- TO DO
Without the images, write out all of the following entries exactly.

- ROWS
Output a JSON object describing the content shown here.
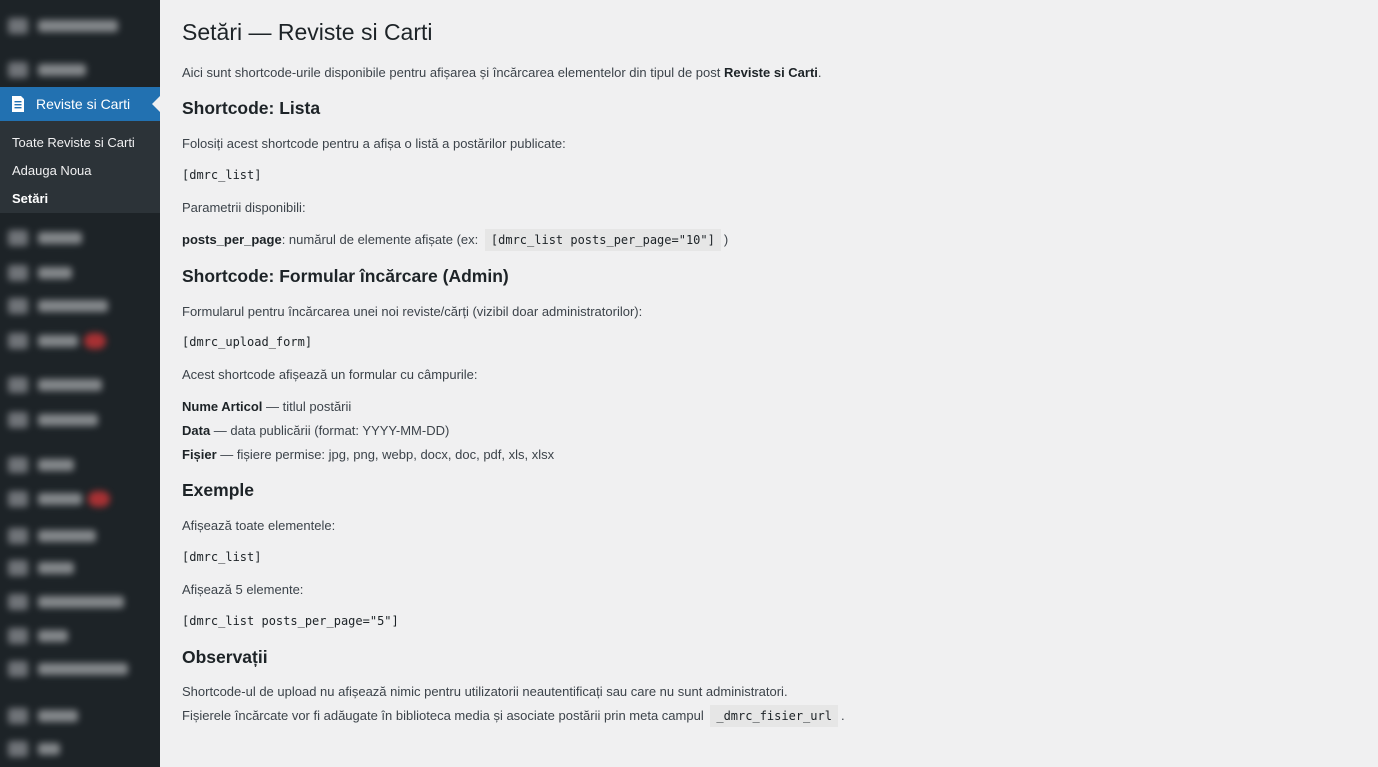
{
  "sidebar": {
    "active_menu": {
      "label": "Reviste si Carti",
      "icon": "document-icon"
    },
    "submenu": [
      {
        "label": "Toate Reviste si Carti"
      },
      {
        "label": "Adauga Noua"
      },
      {
        "label": "Setări"
      }
    ]
  },
  "page": {
    "title": "Setări — Reviste si Carti",
    "intro_text": "Aici sunt shortcode-urile disponibile pentru afișarea și încărcarea elementelor din tipul de post",
    "intro_bold": "Reviste si Carti",
    "intro_end": ".",
    "list_section": {
      "heading": "Shortcode: Lista",
      "desc": "Folosiți acest shortcode pentru a afișa o listă a postărilor publicate:",
      "code": "[dmrc_list]",
      "params_label": "Parametrii disponibili:",
      "param_name": "posts_per_page",
      "param_desc": ": numărul de elemente afișate (ex:",
      "param_example": "[dmrc_list posts_per_page=\"10\"]",
      "param_end": ")"
    },
    "form_section": {
      "heading": "Shortcode: Formular încărcare (Admin)",
      "desc": "Formularul pentru încărcarea unei noi reviste/cărți (vizibil doar administratorilor):",
      "code": "[dmrc_upload_form]",
      "fields_intro": "Acest shortcode afișează un formular cu câmpurile:",
      "fields": [
        {
          "name": "Nume Articol",
          "desc": " — titlul postării"
        },
        {
          "name": "Data",
          "desc": " — data publicării (format: YYYY-MM-DD)"
        },
        {
          "name": "Fișier",
          "desc": " — fișiere permise: jpg, png, webp, docx, doc, pdf, xls, xlsx"
        }
      ]
    },
    "examples_section": {
      "heading": "Exemple",
      "ex1_desc": "Afișează toate elementele:",
      "ex1_code": "[dmrc_list]",
      "ex2_desc": "Afișează 5 elemente:",
      "ex2_code": "[dmrc_list posts_per_page=\"5\"]"
    },
    "notes_section": {
      "heading": "Observații",
      "note1": "Shortcode-ul de upload nu afișează nimic pentru utilizatorii neautentificați sau care nu sunt administratori.",
      "note2": "Fișierele încărcate vor fi adăugate în biblioteca media și asociate postării prin meta campul",
      "note2_code": "_dmrc_fisier_url",
      "note2_end": "."
    }
  },
  "colors": {
    "sidebar_bg": "#1d2327",
    "submenu_bg": "#2c3338",
    "active_bg": "#2271b1",
    "content_bg": "#f0f0f1",
    "badge": "#d63638"
  }
}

- RESULT
Output a JSON object describing the content shown here.
{
  "sidebar": {
    "active_menu": {
      "label": "Reviste si Carti",
      "icon": "document-icon"
    },
    "submenu": [
      {
        "label": "Toate Reviste si Carti"
      },
      {
        "label": "Adauga Noua"
      },
      {
        "label": "Setări"
      }
    ]
  },
  "page": {
    "title": "Setări — Reviste si Carti",
    "intro_text": "Aici sunt shortcode-urile disponibile pentru afișarea și încărcarea elementelor din tipul de post",
    "intro_bold": "Reviste si Carti",
    "intro_end": ".",
    "list_section": {
      "heading": "Shortcode: Lista",
      "desc": "Folosiți acest shortcode pentru a afișa o listă a postărilor publicate:",
      "code": "[dmrc_list]",
      "params_label": "Parametrii disponibili:",
      "param_name": "posts_per_page",
      "param_desc": ": numărul de elemente afișate (ex:",
      "param_example": "[dmrc_list posts_per_page=\"10\"]",
      "param_end": ")"
    },
    "form_section": {
      "heading": "Shortcode: Formular încărcare (Admin)",
      "desc": "Formularul pentru încărcarea unei noi reviste/cărți (vizibil doar administratorilor):",
      "code": "[dmrc_upload_form]",
      "fields_intro": "Acest shortcode afișează un formular cu câmpurile:",
      "fields": [
        {
          "name": "Nume Articol",
          "desc": " — titlul postării"
        },
        {
          "name": "Data",
          "desc": " — data publicării (format: YYYY-MM-DD)"
        },
        {
          "name": "Fișier",
          "desc": " — fișiere permise: jpg, png, webp, docx, doc, pdf, xls, xlsx"
        }
      ]
    },
    "examples_section": {
      "heading": "Exemple",
      "ex1_desc": "Afișează toate elementele:",
      "ex1_code": "[dmrc_list]",
      "ex2_desc": "Afișează 5 elemente:",
      "ex2_code": "[dmrc_list posts_per_page=\"5\"]"
    },
    "notes_section": {
      "heading": "Observații",
      "note1": "Shortcode-ul de upload nu afișează nimic pentru utilizatorii neautentificați sau care nu sunt administratori.",
      "note2": "Fișierele încărcate vor fi adăugate în biblioteca media și asociate postării prin meta campul",
      "note2_code": "_dmrc_fisier_url",
      "note2_end": "."
    }
  },
  "colors": {
    "sidebar_bg": "#1d2327",
    "submenu_bg": "#2c3338",
    "active_bg": "#2271b1",
    "content_bg": "#f0f0f1",
    "badge": "#d63638"
  }
}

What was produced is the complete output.